◆ **Challenge**: Copy the entries below word for word, starting at their first line and ending at the line that contains "ch4-point [1035,332,1048,345]", with both of those lines included.
+ + + + +
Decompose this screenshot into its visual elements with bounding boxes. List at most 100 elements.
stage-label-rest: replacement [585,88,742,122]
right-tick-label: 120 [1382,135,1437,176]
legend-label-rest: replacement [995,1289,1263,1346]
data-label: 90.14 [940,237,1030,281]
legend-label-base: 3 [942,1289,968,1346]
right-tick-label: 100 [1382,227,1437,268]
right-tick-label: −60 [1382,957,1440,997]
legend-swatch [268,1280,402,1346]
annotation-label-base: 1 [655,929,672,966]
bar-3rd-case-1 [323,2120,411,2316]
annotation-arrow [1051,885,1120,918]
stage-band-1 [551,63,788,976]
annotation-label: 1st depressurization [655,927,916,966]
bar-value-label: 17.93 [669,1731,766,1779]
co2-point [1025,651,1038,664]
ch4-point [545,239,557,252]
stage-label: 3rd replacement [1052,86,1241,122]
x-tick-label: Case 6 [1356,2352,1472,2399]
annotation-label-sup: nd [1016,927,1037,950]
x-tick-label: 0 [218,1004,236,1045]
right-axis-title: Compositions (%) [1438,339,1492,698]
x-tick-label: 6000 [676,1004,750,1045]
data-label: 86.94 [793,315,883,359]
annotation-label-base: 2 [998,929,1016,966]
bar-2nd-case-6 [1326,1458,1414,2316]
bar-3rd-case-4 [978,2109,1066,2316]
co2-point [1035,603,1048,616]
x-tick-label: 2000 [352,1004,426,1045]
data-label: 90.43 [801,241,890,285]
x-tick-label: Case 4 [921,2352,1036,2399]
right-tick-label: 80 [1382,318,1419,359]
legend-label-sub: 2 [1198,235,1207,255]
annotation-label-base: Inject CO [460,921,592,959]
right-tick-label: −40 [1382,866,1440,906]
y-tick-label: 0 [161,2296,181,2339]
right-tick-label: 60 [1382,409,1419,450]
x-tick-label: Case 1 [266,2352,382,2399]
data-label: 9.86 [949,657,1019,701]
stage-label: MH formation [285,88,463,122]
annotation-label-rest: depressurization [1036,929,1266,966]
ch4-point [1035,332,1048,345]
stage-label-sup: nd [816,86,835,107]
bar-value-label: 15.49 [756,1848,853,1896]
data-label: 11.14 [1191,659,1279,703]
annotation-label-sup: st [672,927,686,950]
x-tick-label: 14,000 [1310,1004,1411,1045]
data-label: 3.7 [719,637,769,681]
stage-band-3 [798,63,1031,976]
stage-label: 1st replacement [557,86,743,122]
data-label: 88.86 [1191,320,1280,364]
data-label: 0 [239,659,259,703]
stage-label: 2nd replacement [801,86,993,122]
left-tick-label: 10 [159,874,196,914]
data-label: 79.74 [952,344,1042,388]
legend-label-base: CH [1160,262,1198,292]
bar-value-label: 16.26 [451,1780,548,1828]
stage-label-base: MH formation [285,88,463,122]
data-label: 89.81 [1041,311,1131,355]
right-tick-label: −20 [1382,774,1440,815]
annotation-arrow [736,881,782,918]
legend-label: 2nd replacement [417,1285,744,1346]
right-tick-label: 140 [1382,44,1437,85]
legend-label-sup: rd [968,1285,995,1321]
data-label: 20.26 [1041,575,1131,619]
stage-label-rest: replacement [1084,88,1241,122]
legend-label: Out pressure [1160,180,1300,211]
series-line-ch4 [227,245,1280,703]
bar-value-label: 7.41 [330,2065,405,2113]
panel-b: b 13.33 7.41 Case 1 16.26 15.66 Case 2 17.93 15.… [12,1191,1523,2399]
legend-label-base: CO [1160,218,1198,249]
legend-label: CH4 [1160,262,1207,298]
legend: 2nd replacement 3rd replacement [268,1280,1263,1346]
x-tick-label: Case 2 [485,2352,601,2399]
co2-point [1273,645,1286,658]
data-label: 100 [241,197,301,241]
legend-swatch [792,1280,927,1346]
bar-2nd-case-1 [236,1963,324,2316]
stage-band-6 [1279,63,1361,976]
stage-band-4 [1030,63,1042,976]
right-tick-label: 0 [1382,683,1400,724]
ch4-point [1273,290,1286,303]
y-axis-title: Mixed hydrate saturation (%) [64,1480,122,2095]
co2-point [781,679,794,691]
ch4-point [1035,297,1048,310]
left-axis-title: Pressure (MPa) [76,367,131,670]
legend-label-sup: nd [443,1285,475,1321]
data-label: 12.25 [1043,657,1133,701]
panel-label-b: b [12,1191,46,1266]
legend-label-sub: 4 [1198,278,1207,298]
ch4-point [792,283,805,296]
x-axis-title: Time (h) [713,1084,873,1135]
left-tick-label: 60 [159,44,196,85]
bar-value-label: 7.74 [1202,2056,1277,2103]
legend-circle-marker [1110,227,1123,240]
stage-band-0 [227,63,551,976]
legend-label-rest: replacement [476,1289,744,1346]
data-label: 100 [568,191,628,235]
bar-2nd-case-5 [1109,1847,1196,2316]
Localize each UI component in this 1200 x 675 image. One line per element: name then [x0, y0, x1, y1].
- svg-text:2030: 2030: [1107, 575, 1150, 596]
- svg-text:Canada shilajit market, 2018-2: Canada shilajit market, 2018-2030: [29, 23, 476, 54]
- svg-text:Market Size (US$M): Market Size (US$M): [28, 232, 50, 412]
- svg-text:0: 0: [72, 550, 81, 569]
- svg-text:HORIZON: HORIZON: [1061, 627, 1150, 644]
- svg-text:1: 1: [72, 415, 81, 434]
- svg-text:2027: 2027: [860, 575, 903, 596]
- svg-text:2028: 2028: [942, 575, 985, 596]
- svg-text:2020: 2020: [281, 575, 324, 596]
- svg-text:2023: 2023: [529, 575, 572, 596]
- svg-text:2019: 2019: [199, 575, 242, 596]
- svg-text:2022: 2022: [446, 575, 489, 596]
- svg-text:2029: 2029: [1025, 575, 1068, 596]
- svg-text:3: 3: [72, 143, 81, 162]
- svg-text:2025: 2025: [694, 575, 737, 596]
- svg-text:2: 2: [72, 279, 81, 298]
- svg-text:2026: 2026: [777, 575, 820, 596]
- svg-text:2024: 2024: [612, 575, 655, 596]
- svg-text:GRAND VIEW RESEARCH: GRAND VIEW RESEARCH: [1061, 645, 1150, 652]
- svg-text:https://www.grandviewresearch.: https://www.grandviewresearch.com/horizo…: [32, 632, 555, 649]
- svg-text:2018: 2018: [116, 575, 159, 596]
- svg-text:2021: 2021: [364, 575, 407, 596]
+ + + + +
◆ **Correct result**:
Decompose this screenshot into its visual elements with bounding boxes. List at most 100 elements.
stage-label-rest: replacement [585,88,742,122]
right-tick-label: 120 [1382,135,1437,176]
legend-label-rest: replacement [995,1289,1263,1346]
data-label: 90.14 [940,237,1030,281]
legend-label-base: 3 [942,1289,968,1346]
right-tick-label: 100 [1382,227,1437,268]
right-tick-label: −60 [1382,957,1440,997]
legend-swatch [268,1280,402,1346]
annotation-label-base: 1 [655,929,672,966]
bar-3rd-case-1 [323,2120,411,2316]
annotation-arrow [1051,885,1120,918]
stage-band-1 [551,63,788,976]
annotation-label: 1st depressurization [655,927,916,966]
bar-value-label: 17.93 [669,1731,766,1779]
co2-point [1025,651,1038,664]
ch4-point [545,239,557,252]
stage-label: 3rd replacement [1052,86,1241,122]
x-tick-label: Case 6 [1356,2352,1472,2399]
annotation-label-sup: nd [1016,927,1037,950]
x-tick-label: 0 [218,1004,236,1045]
right-axis-title: Compositions (%) [1438,339,1492,698]
x-tick-label: 6000 [676,1004,750,1045]
data-label: 86.94 [793,315,883,359]
annotation-label-base: 2 [998,929,1016,966]
bar-2nd-case-6 [1326,1458,1414,2316]
bar-3rd-case-4 [978,2109,1066,2316]
co2-point [1035,603,1048,616]
x-tick-label: 2000 [352,1004,426,1045]
data-label: 90.43 [801,241,890,285]
x-tick-label: Case 4 [921,2352,1036,2399]
right-tick-label: 80 [1382,318,1419,359]
legend-label-sub: 2 [1198,235,1207,255]
annotation-label-base: Inject CO [460,921,592,959]
right-tick-label: −40 [1382,866,1440,906]
y-tick-label: 0 [161,2296,181,2339]
right-tick-label: 60 [1382,409,1419,450]
x-tick-label: Case 1 [266,2352,382,2399]
data-label: 9.86 [949,657,1019,701]
stage-label: MH formation [285,88,463,122]
annotation-label-rest: depressurization [1036,929,1266,966]
ch4-point [1035,332,1048,345]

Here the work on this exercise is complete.